[start of EXTRACTED ENTRIES]
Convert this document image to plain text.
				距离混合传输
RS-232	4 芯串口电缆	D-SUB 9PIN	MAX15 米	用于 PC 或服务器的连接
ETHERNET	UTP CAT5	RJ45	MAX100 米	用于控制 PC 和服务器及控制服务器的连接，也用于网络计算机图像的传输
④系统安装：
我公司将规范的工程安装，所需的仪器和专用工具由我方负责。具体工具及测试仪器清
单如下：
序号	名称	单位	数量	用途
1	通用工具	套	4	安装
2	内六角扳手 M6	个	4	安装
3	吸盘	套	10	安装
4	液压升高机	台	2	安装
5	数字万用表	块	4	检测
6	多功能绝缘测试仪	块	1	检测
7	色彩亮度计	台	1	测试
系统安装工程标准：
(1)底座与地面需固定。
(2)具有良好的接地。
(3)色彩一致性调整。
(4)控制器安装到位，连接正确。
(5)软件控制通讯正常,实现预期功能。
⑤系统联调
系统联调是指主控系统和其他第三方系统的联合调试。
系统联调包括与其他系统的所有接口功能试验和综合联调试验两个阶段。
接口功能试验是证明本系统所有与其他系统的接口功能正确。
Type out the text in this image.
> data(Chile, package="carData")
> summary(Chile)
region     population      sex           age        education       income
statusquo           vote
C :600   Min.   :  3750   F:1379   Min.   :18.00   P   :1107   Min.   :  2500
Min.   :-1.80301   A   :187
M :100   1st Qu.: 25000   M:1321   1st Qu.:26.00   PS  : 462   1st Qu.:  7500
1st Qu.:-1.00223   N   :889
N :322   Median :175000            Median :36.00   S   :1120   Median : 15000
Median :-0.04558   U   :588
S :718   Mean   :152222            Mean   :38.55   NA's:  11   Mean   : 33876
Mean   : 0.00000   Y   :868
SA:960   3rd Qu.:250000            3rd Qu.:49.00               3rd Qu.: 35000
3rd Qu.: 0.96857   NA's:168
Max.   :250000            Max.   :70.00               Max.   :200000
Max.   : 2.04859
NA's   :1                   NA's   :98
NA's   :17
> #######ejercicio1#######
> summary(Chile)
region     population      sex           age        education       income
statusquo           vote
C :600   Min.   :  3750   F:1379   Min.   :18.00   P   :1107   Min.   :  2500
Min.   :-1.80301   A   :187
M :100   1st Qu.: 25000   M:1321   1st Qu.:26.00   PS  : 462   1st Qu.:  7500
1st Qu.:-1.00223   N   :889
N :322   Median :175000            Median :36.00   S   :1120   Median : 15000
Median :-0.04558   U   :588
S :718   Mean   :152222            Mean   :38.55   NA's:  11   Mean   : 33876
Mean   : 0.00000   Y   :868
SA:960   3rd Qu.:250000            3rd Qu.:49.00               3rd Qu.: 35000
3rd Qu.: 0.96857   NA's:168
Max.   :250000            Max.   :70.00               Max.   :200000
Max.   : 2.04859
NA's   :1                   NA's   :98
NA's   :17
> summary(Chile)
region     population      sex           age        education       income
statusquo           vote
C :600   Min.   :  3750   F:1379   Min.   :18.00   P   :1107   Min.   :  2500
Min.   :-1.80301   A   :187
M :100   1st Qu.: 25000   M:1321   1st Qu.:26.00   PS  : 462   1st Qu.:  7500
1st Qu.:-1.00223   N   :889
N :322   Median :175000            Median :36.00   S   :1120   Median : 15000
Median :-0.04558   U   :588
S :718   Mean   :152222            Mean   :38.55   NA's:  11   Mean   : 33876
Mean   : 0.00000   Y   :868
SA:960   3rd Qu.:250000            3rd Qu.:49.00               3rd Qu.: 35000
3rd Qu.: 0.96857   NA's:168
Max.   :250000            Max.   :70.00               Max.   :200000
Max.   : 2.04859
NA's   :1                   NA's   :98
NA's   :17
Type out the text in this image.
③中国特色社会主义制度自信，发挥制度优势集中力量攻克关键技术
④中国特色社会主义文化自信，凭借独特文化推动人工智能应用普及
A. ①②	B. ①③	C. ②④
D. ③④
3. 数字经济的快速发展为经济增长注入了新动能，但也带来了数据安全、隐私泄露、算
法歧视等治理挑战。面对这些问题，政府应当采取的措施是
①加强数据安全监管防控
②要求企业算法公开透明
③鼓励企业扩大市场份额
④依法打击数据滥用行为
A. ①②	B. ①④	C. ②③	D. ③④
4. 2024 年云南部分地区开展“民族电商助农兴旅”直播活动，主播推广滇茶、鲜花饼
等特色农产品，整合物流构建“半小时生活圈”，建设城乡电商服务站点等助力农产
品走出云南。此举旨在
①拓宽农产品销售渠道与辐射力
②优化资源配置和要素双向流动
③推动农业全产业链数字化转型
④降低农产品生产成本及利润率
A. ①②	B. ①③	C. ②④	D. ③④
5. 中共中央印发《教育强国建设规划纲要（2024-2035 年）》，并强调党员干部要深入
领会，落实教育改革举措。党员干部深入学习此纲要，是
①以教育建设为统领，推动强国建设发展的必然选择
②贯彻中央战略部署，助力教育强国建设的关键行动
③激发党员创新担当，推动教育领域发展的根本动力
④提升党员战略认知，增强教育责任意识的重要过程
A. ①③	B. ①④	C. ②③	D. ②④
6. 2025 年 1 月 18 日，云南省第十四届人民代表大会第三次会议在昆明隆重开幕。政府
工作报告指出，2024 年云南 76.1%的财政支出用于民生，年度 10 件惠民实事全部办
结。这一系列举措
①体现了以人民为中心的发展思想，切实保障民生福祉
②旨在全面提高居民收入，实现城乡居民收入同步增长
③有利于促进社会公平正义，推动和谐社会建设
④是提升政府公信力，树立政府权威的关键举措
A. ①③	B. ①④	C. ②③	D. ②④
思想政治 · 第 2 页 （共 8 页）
[end of EXTRACTED ENTRIES]
EXERCISE:
The entries above must be returned in full, exactly as shown.

TASK ANSWER:
Convert this document image to plain text.
				距离混合传输
RS-232	4 芯串口电缆	D-SUB 9PIN	MAX15 米	用于 PC 或服务器的连接
ETHERNET	UTP CAT5	RJ45	MAX100 米	用于控制 PC 和服务器及控制服务器的连接，也用于网络计算机图像的传输
④系统安装：
我公司将规范的工程安装，所需的仪器和专用工具由我方负责。具体工具及测试仪器清
单如下：
序号	名称	单位	数量	用途
1	通用工具	套	4	安装
2	内六角扳手 M6	个	4	安装
3	吸盘	套	10	安装
4	液压升高机	台	2	安装
5	数字万用表	块	4	检测
6	多功能绝缘测试仪	块	1	检测
7	色彩亮度计	台	1	测试
系统安装工程标准：
(1)底座与地面需固定。
(2)具有良好的接地。
(3)色彩一致性调整。
(4)控制器安装到位，连接正确。
(5)软件控制通讯正常,实现预期功能。
⑤系统联调
系统联调是指主控系统和其他第三方系统的联合调试。
系统联调包括与其他系统的所有接口功能试验和综合联调试验两个阶段。
接口功能试验是证明本系统所有与其他系统的接口功能正确。
Type out the text in this image.
> data(Chile, package="carData")
> summary(Chile)
region     population      sex           age        education       income
statusquo           vote
C :600   Min.   :  3750   F:1379   Min.   :18.00   P   :1107   Min.   :  2500
Min.   :-1.80301   A   :187
M :100   1st Qu.: 25000   M:1321   1st Qu.:26.00   PS  : 462   1st Qu.:  7500
1st Qu.:-1.00223   N   :889
N :322   Median :175000            Median :36.00   S   :1120   Median : 15000
Median :-0.04558   U   :588
S :718   Mean   :152222            Mean   :38.55   NA's:  11   Mean   : 33876
Mean   : 0.00000   Y   :868
SA:960   3rd Qu.:250000            3rd Qu.:49.00               3rd Qu.: 35000
3rd Qu.: 0.96857   NA's:168
Max.   :250000            Max.   :70.00               Max.   :200000
Max.   : 2.04859
NA's   :1                   NA's   :98
NA's   :17
> #######ejercicio1#######
> summary(Chile)
region     population      sex           age        education       income
statusquo           vote
C :600   Min.   :  3750   F:1379   Min.   :18.00   P   :1107   Min.   :  2500
Min.   :-1.80301   A   :187
M :100   1st Qu.: 25000   M:1321   1st Qu.:26.00   PS  : 462   1st Qu.:  7500
1st Qu.:-1.00223   N   :889
N :322   Median :175000            Median :36.00   S   :1120   Median : 15000
Median :-0.04558   U   :588
S :718   Mean   :152222            Mean   :38.55   NA's:  11   Mean   : 33876
Mean   : 0.00000   Y   :868
SA:960   3rd Qu.:250000            3rd Qu.:49.00               3rd Qu.: 35000
3rd Qu.: 0.96857   NA's:168
Max.   :250000            Max.   :70.00               Max.   :200000
Max.   : 2.04859
NA's   :1                   NA's   :98
NA's   :17
> summary(Chile)
region     population      sex           age        education       income
statusquo           vote
C :600   Min.   :  3750   F:1379   Min.   :18.00   P   :1107   Min.   :  2500
Min.   :-1.80301   A   :187
M :100   1st Qu.: 25000   M:1321   1st Qu.:26.00   PS  : 462   1st Qu.:  7500
1st Qu.:-1.00223   N   :889
N :322   Median :175000            Median :36.00   S   :1120   Median : 15000
Median :-0.04558   U   :588
S :718   Mean   :152222            Mean   :38.55   NA's:  11   Mean   : 33876
Mean   : 0.00000   Y   :868
SA:960   3rd Qu.:250000            3rd Qu.:49.00               3rd Qu.: 35000
3rd Qu.: 0.96857   NA's:168
Max.   :250000            Max.   :70.00               Max.   :200000
Max.   : 2.04859
NA's   :1                   NA's   :98
NA's   :17
Type out the text in this image.
③中国特色社会主义制度自信，发挥制度优势集中力量攻克关键技术
④中国特色社会主义文化自信，凭借独特文化推动人工智能应用普及
A. ①②	B. ①③	C. ②④
D. ③④
3. 数字经济的快速发展为经济增长注入了新动能，但也带来了数据安全、隐私泄露、算
法歧视等治理挑战。面对这些问题，政府应当采取的措施是
①加强数据安全监管防控
②要求企业算法公开透明
③鼓励企业扩大市场份额
④依法打击数据滥用行为
A. ①②	B. ①④	C. ②③	D. ③④
4. 2024 年云南部分地区开展“民族电商助农兴旅”直播活动，主播推广滇茶、鲜花饼
等特色农产品，整合物流构建“半小时生活圈”，建设城乡电商服务站点等助力农产
品走出云南。此举旨在
①拓宽农产品销售渠道与辐射力
②优化资源配置和要素双向流动
③推动农业全产业链数字化转型
④降低农产品生产成本及利润率
A. ①②	B. ①③	C. ②④	D. ③④
5. 中共中央印发《教育强国建设规划纲要（2024-2035 年）》，并强调党员干部要深入
领会，落实教育改革举措。党员干部深入学习此纲要，是
①以教育建设为统领，推动强国建设发展的必然选择
②贯彻中央战略部署，助力教育强国建设的关键行动
③激发党员创新担当，推动教育领域发展的根本动力
④提升党员战略认知，增强教育责任意识的重要过程
A. ①③	B. ①④	C. ②③	D. ②④
6. 2025 年 1 月 18 日，云南省第十四届人民代表大会第三次会议在昆明隆重开幕。政府
工作报告指出，2024 年云南 76.1%的财政支出用于民生，年度 10 件惠民实事全部办
结。这一系列举措
①体现了以人民为中心的发展思想，切实保障民生福祉
②旨在全面提高居民收入，实现城乡居民收入同步增长
③有利于促进社会公平正义，推动和谐社会建设
④是提升政府公信力，树立政府权威的关键举措
A. ①③	B. ①④	C. ②③	D. ②④
思想政治 · 第 2 页 （共 8 页）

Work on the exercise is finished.